| Goal |
Gather each line in the entries that includes the string "switch".

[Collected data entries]
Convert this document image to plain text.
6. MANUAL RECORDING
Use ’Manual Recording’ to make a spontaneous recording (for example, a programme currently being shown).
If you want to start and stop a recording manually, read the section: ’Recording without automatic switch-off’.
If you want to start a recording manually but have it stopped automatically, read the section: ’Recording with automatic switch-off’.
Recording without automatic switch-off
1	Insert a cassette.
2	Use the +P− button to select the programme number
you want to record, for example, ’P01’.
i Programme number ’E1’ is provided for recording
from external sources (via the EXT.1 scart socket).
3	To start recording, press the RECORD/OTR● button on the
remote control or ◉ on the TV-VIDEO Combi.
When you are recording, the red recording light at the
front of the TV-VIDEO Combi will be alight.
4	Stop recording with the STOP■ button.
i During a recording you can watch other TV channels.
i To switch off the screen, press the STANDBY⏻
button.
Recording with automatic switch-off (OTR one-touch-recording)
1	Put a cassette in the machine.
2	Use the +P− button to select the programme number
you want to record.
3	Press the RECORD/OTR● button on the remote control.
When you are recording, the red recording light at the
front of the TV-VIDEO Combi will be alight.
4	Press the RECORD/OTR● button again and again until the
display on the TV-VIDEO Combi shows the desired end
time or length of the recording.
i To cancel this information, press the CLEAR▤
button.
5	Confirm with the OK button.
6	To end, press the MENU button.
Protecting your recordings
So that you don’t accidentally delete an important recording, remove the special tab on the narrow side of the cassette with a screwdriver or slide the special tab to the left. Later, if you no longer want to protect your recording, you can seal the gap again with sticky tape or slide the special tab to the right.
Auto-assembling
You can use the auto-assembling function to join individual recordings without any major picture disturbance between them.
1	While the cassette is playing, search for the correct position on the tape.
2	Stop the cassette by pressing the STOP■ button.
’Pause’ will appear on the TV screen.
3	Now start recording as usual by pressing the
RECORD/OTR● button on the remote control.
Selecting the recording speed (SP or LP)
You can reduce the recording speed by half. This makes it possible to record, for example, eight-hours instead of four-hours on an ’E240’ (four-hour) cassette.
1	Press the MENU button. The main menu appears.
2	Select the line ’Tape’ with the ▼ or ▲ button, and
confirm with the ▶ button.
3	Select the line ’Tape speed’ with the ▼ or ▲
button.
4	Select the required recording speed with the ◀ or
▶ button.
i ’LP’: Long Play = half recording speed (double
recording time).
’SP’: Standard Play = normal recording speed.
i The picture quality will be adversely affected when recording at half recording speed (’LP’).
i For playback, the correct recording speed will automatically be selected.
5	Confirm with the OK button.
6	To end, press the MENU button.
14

--

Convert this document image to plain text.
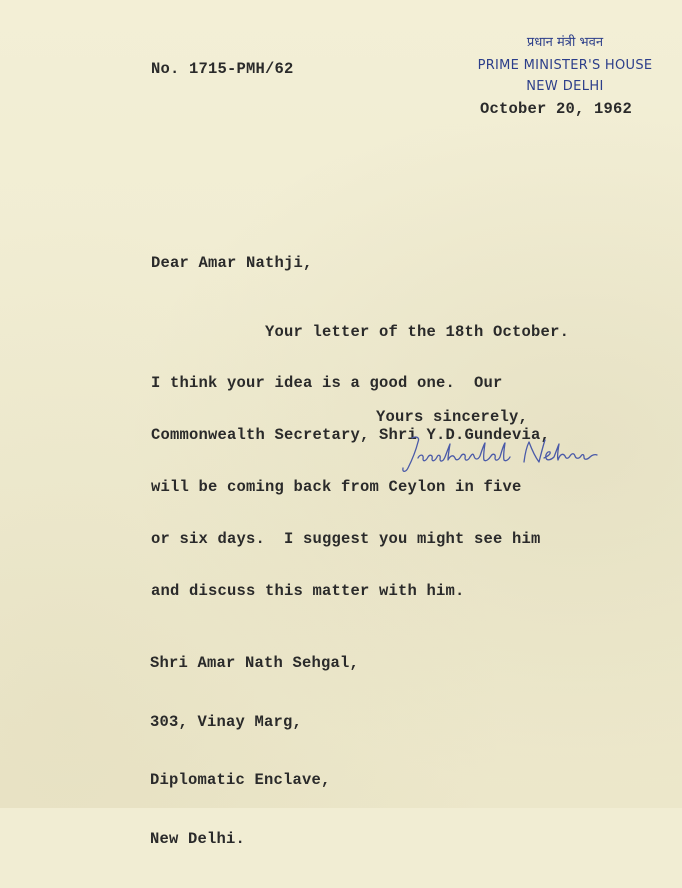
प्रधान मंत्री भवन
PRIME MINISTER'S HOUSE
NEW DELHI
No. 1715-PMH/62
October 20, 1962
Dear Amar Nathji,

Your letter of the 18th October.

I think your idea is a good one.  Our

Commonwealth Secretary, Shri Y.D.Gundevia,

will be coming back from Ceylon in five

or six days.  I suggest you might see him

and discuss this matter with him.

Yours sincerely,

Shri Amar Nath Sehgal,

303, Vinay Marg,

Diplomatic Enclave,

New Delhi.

==

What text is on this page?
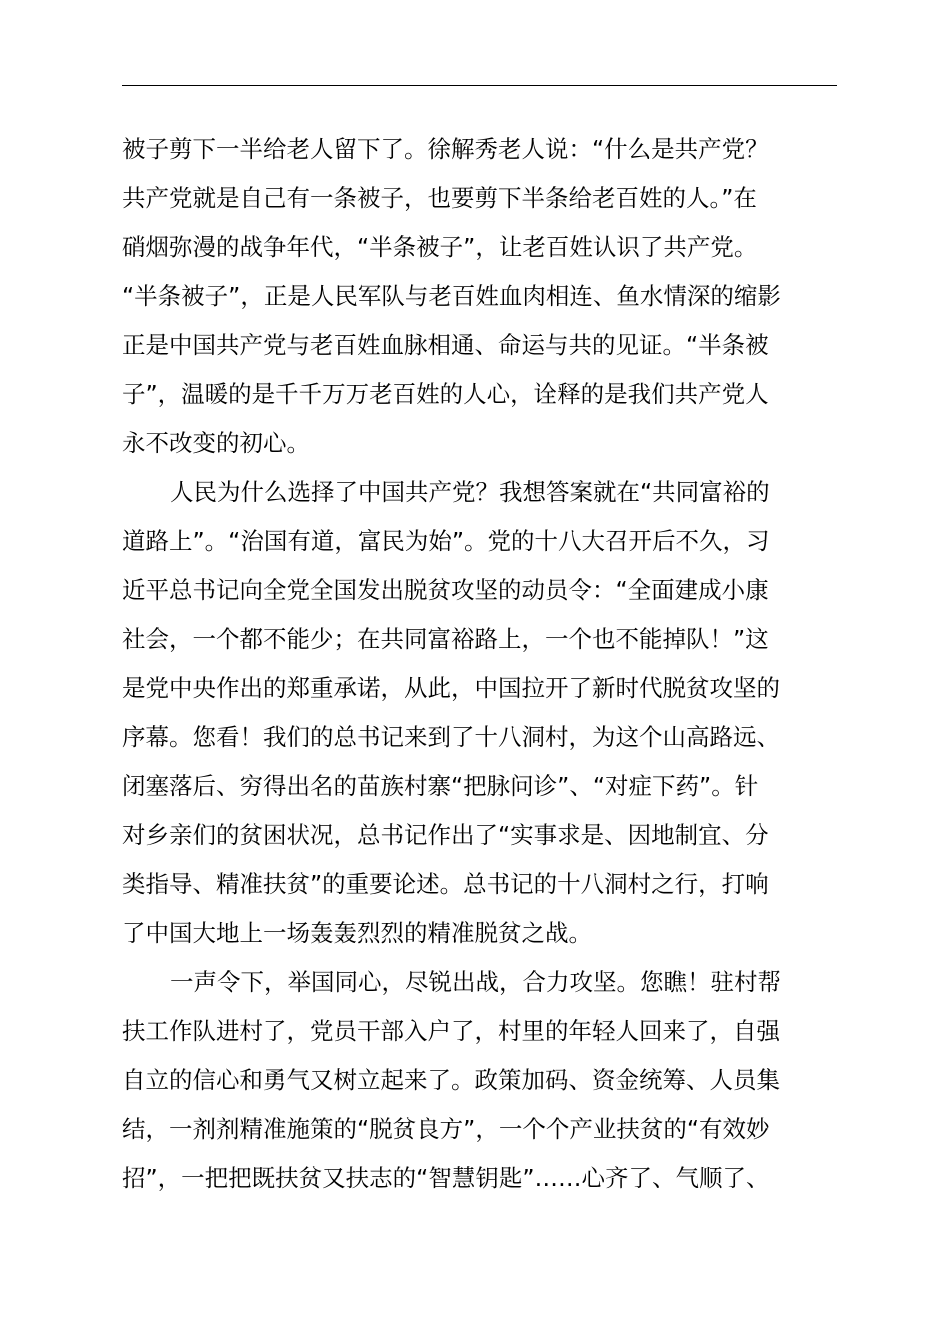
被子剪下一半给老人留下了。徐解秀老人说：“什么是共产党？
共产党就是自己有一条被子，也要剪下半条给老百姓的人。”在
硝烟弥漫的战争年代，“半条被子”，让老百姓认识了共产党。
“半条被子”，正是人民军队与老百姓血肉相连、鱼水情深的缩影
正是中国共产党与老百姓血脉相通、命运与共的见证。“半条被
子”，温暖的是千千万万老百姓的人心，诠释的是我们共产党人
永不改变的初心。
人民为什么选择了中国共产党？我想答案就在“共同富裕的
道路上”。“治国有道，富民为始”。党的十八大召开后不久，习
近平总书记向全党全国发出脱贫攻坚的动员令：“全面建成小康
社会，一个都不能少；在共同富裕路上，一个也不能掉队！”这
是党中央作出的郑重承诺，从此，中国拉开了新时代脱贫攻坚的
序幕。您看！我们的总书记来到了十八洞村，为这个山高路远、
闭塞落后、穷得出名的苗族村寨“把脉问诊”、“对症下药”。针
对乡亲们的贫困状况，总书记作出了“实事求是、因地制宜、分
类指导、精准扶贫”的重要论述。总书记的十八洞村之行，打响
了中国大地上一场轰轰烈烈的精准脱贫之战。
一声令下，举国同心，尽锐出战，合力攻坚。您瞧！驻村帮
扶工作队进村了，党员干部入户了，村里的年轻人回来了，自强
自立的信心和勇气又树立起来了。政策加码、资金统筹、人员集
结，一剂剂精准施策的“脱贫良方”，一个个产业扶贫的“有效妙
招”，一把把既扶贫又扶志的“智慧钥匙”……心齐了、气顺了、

| Reply |
If you want to start and stop a recording manually, read the section: ’Recording without automatic switch-off’.
If you want to start a recording manually but have it stopped automatically, read the section: ’Recording with automatic switch-off’.
Recording without automatic switch-off
i To switch off the screen, press the STANDBY⏻
Recording with automatic switch-off (OTR one-touch-recording)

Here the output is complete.